Stored data entries:
★ ★ ★ ★ ★ ★ ★

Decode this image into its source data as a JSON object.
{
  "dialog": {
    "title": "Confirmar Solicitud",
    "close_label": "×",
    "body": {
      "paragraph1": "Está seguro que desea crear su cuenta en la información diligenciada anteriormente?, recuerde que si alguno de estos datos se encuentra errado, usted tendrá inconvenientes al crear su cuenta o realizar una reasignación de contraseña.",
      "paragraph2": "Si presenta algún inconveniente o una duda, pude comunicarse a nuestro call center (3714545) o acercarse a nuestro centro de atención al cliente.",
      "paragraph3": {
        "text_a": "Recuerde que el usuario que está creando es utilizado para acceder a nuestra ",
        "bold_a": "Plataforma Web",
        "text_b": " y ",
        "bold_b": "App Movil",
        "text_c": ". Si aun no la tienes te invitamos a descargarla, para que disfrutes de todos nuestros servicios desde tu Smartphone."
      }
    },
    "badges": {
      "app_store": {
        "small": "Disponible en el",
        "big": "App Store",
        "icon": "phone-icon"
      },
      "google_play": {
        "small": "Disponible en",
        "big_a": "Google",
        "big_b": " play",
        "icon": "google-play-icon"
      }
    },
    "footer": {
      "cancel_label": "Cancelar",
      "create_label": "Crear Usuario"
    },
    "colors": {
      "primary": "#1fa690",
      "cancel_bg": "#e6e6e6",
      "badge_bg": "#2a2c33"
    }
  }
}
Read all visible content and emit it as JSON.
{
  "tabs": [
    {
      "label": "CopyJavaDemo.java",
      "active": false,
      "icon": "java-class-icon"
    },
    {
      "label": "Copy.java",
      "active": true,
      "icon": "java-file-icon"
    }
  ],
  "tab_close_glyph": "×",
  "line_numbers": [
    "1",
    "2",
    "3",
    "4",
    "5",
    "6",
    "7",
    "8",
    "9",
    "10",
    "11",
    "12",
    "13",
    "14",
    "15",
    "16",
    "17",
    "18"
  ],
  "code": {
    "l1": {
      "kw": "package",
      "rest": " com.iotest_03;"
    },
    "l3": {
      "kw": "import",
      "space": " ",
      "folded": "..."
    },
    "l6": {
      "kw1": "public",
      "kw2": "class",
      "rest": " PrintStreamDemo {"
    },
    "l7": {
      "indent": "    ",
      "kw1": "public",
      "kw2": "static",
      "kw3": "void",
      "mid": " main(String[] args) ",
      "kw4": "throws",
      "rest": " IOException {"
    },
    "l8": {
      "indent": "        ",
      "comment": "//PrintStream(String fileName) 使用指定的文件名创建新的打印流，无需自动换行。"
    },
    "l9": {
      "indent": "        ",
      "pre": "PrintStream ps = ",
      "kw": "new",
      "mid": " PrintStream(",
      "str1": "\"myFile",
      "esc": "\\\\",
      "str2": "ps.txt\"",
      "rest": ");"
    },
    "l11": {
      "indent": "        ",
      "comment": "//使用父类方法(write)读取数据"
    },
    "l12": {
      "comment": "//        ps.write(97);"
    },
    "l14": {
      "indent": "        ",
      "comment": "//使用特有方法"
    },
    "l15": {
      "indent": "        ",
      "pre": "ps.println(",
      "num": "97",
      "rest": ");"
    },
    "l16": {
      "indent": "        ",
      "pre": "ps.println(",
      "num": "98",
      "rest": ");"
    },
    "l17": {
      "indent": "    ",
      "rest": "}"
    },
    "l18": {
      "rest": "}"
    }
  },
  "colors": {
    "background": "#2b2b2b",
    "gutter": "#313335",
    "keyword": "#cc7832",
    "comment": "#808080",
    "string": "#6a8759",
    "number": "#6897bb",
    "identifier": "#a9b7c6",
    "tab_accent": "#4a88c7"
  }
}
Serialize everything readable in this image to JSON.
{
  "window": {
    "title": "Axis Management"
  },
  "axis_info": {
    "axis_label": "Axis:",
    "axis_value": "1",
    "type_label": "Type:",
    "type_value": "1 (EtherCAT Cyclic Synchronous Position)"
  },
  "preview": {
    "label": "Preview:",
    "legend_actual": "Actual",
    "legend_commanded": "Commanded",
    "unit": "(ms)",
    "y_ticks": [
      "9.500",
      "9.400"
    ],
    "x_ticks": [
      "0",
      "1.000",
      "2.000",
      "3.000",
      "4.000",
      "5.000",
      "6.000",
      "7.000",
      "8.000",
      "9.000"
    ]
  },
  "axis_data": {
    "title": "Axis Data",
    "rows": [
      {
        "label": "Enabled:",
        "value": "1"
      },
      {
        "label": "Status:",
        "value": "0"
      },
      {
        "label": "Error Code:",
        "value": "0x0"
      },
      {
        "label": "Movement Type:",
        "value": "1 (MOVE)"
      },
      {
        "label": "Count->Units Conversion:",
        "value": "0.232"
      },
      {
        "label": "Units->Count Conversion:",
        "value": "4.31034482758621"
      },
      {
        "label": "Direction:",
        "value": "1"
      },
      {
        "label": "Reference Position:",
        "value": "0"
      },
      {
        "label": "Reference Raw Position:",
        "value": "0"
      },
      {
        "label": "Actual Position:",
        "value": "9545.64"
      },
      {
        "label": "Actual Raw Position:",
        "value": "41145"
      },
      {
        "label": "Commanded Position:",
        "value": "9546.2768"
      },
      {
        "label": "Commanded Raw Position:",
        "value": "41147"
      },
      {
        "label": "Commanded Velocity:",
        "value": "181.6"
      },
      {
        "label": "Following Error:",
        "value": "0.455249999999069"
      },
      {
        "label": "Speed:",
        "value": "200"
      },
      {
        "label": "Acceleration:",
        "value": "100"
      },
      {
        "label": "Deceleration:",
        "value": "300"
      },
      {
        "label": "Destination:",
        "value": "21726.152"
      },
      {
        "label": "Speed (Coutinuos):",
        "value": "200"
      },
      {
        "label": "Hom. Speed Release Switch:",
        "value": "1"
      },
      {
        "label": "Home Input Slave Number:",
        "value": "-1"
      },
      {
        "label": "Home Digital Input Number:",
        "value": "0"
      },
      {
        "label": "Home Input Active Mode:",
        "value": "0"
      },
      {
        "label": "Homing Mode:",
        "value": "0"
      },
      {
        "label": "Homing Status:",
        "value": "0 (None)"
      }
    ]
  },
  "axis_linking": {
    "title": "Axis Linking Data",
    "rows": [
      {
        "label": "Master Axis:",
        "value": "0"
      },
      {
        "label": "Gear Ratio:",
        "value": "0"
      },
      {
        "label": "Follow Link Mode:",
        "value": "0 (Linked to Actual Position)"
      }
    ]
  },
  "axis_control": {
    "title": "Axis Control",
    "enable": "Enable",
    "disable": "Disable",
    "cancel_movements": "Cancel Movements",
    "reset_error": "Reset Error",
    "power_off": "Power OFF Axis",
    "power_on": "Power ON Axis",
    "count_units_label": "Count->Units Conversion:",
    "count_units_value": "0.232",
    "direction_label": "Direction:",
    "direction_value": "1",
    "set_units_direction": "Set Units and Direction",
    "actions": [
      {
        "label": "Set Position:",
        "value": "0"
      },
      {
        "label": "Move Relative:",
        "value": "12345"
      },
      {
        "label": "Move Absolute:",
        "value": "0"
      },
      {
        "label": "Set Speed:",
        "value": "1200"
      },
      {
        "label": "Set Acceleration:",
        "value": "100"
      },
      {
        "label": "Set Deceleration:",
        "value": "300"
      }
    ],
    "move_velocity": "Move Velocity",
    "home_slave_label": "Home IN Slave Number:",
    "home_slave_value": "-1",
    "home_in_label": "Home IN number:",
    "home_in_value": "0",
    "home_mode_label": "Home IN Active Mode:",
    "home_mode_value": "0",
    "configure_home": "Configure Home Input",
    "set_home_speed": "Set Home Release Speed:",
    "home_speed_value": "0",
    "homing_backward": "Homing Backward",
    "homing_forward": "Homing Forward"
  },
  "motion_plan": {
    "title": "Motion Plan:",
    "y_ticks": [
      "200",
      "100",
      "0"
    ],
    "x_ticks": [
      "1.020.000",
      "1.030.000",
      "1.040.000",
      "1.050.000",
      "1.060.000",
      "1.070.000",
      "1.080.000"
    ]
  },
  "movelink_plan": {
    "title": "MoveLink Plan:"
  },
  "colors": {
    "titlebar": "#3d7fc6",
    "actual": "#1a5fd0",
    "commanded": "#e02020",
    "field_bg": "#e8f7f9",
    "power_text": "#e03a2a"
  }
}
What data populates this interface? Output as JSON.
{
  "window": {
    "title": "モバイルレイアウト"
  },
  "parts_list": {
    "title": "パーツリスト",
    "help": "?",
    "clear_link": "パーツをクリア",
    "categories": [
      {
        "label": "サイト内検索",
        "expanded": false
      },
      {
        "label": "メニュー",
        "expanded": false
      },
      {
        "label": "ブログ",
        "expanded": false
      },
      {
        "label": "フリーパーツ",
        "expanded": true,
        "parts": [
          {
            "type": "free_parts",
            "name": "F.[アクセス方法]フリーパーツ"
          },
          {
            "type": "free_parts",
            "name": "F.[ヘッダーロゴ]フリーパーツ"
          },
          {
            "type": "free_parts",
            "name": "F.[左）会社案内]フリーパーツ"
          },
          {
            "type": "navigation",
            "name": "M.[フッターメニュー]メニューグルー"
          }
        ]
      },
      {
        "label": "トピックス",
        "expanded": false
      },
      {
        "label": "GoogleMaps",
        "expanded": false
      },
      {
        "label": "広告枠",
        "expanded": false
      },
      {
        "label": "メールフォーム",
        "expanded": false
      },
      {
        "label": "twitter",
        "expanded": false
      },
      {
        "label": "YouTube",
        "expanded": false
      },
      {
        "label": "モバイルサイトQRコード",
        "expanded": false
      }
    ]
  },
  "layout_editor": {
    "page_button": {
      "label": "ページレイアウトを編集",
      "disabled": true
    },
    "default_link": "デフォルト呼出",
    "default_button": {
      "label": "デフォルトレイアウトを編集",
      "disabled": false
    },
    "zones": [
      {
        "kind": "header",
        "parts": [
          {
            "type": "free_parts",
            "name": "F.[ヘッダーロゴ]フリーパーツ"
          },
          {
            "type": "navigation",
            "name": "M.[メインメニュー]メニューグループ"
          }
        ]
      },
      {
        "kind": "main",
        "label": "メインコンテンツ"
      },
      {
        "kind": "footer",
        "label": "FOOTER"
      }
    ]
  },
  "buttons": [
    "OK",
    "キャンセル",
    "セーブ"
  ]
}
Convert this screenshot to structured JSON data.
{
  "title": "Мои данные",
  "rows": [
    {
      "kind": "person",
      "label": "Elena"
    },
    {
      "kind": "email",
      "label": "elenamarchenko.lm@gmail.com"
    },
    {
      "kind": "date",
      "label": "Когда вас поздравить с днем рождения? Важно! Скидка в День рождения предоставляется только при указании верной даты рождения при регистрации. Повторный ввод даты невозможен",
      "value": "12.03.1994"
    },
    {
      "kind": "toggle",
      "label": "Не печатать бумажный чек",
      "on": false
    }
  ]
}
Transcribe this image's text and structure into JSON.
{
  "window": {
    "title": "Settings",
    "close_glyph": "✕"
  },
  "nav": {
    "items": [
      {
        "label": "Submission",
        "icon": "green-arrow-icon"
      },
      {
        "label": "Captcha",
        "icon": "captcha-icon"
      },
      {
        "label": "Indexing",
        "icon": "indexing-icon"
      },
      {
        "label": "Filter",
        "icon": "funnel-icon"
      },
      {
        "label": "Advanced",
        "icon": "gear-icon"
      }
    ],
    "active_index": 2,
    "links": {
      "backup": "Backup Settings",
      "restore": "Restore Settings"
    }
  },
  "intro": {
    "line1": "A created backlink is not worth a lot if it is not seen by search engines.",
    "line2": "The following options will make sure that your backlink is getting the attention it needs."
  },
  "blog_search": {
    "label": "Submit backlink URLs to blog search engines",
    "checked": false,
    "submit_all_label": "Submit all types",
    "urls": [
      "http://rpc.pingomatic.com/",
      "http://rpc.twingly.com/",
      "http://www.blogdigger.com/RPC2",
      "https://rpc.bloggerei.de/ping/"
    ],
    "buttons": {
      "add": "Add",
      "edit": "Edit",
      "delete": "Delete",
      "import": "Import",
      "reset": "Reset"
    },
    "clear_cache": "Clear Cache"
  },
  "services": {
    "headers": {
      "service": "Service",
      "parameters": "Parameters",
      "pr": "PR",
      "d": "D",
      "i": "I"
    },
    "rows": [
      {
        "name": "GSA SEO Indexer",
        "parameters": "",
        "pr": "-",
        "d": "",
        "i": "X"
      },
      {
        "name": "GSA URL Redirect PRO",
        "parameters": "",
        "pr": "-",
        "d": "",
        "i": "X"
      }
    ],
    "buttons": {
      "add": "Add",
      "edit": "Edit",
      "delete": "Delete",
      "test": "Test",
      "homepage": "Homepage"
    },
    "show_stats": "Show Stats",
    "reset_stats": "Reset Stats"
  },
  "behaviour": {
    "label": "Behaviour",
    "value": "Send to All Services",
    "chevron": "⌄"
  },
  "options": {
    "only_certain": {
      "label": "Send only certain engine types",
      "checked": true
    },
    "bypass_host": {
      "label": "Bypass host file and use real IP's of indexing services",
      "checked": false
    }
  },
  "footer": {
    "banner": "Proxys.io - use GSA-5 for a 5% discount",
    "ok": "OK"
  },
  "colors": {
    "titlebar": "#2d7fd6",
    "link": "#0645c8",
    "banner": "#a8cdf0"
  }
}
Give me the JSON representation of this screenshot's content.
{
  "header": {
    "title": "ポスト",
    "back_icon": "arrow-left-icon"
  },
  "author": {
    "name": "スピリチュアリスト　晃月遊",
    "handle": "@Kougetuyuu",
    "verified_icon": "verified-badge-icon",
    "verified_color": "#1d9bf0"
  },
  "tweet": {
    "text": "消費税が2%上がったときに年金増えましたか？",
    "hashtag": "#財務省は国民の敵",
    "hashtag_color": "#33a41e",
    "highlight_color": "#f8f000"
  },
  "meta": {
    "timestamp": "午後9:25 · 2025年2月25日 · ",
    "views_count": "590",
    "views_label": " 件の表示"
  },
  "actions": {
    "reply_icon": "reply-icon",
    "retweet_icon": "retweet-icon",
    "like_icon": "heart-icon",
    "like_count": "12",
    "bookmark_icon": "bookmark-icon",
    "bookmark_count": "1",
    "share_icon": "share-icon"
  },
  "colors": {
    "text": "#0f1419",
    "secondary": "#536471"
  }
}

★ ★ ★ ★ ★ ★ ★

# What the task requires:
Lines of the material that contain the word "java" are to be gathered.

# The response:
      "label": "CopyJavaDemo.java",
      "icon": "java-class-icon"
      "label": "Copy.java",
      "icon": "java-file-icon"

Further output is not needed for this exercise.